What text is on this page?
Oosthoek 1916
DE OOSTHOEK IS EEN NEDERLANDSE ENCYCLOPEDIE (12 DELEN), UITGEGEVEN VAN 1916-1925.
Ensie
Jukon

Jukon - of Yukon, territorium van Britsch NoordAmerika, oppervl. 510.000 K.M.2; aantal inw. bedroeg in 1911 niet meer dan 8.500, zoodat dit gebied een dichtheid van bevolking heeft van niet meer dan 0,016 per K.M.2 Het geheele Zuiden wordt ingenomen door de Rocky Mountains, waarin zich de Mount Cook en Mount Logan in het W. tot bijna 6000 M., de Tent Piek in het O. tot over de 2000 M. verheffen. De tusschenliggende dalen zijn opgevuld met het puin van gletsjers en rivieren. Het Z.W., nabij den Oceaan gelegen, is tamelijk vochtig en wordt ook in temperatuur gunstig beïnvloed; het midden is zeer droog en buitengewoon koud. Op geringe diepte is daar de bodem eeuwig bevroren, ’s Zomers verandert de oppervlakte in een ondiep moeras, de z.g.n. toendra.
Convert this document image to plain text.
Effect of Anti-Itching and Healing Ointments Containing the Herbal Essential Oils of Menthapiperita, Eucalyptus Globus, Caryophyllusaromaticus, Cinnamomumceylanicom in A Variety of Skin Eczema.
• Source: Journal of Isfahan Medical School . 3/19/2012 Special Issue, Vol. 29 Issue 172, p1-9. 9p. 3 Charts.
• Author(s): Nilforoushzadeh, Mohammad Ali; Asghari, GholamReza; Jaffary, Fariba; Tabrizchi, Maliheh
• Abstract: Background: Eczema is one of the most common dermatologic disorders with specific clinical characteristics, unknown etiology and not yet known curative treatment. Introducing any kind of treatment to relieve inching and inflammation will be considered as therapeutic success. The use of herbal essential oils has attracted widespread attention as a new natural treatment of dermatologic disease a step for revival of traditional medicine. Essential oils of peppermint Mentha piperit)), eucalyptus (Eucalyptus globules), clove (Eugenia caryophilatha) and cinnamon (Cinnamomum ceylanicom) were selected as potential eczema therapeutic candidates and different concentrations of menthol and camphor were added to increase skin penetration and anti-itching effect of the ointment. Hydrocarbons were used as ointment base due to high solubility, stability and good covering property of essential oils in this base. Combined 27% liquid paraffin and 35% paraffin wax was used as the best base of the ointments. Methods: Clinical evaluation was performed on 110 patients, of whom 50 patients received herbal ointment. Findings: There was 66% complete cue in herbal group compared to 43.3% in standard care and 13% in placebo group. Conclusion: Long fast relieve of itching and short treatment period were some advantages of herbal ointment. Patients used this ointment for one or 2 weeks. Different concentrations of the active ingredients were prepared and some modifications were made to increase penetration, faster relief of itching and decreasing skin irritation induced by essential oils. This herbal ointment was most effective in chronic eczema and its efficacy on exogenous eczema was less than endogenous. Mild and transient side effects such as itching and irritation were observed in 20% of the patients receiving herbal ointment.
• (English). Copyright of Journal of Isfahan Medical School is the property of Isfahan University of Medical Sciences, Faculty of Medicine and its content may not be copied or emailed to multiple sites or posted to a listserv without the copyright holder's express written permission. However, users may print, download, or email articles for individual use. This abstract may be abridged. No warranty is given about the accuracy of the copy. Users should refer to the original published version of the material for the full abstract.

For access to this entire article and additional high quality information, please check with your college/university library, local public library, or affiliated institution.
####
WHAT YOU NEED TO DO:
Each entry must be reproduced verbatim.

ANSWER SECTION:
What text is on this page?
Oosthoek 1916
DE OOSTHOEK IS EEN NEDERLANDSE ENCYCLOPEDIE (12 DELEN), UITGEGEVEN VAN 1916-1925.
Ensie
Jukon

Jukon - of Yukon, territorium van Britsch NoordAmerika, oppervl. 510.000 K.M.2; aantal inw. bedroeg in 1911 niet meer dan 8.500, zoodat dit gebied een dichtheid van bevolking heeft van niet meer dan 0,016 per K.M.2 Het geheele Zuiden wordt ingenomen door de Rocky Mountains, waarin zich de Mount Cook en Mount Logan in het W. tot bijna 6000 M., de Tent Piek in het O. tot over de 2000 M. verheffen. De tusschenliggende dalen zijn opgevuld met het puin van gletsjers en rivieren. Het Z.W., nabij den Oceaan gelegen, is tamelijk vochtig en wordt ook in temperatuur gunstig beïnvloed; het midden is zeer droog en buitengewoon koud. Op geringe diepte is daar de bodem eeuwig bevroren, ’s Zomers verandert de oppervlakte in een ondiep moeras, de z.g.n. toendra.
Convert this document image to plain text.
Effect of Anti-Itching and Healing Ointments Containing the Herbal Essential Oils of Menthapiperita, Eucalyptus Globus, Caryophyllusaromaticus, Cinnamomumceylanicom in A Variety of Skin Eczema.
• Source: Journal of Isfahan Medical School . 3/19/2012 Special Issue, Vol. 29 Issue 172, p1-9. 9p. 3 Charts.
• Author(s): Nilforoushzadeh, Mohammad Ali; Asghari, GholamReza; Jaffary, Fariba; Tabrizchi, Maliheh
• Abstract: Background: Eczema is one of the most common dermatologic disorders with specific clinical characteristics, unknown etiology and not yet known curative treatment. Introducing any kind of treatment to relieve inching and inflammation will be considered as therapeutic success. The use of herbal essential oils has attracted widespread attention as a new natural treatment of dermatologic disease a step for revival of traditional medicine. Essential oils of peppermint Mentha piperit)), eucalyptus (Eucalyptus globules), clove (Eugenia caryophilatha) and cinnamon (Cinnamomum ceylanicom) were selected as potential eczema therapeutic candidates and different concentrations of menthol and camphor were added to increase skin penetration and anti-itching effect of the ointment. Hydrocarbons were used as ointment base due to high solubility, stability and good covering property of essential oils in this base. Combined 27% liquid paraffin and 35% paraffin wax was used as the best base of the ointments. Methods: Clinical evaluation was performed on 110 patients, of whom 50 patients received herbal ointment. Findings: There was 66% complete cue in herbal group compared to 43.3% in standard care and 13% in placebo group. Conclusion: Long fast relieve of itching and short treatment period were some advantages of herbal ointment. Patients used this ointment for one or 2 weeks. Different concentrations of the active ingredients were prepared and some modifications were made to increase penetration, faster relief of itching and decreasing skin irritation induced by essential oils. This herbal ointment was most effective in chronic eczema and its efficacy on exogenous eczema was less than endogenous. Mild and transient side effects such as itching and irritation were observed in 20% of the patients receiving herbal ointment.
• (English). Copyright of Journal of Isfahan Medical School is the property of Isfahan University of Medical Sciences, Faculty of Medicine and its content may not be copied or emailed to multiple sites or posted to a listserv without the copyright holder's express written permission. However, users may print, download, or email articles for individual use. This abstract may be abridged. No warranty is given about the accuracy of the copy. Users should refer to the original published version of the material for the full abstract.

For access to this entire article and additional high quality information, please check with your college/university library, local public library, or affiliated institution.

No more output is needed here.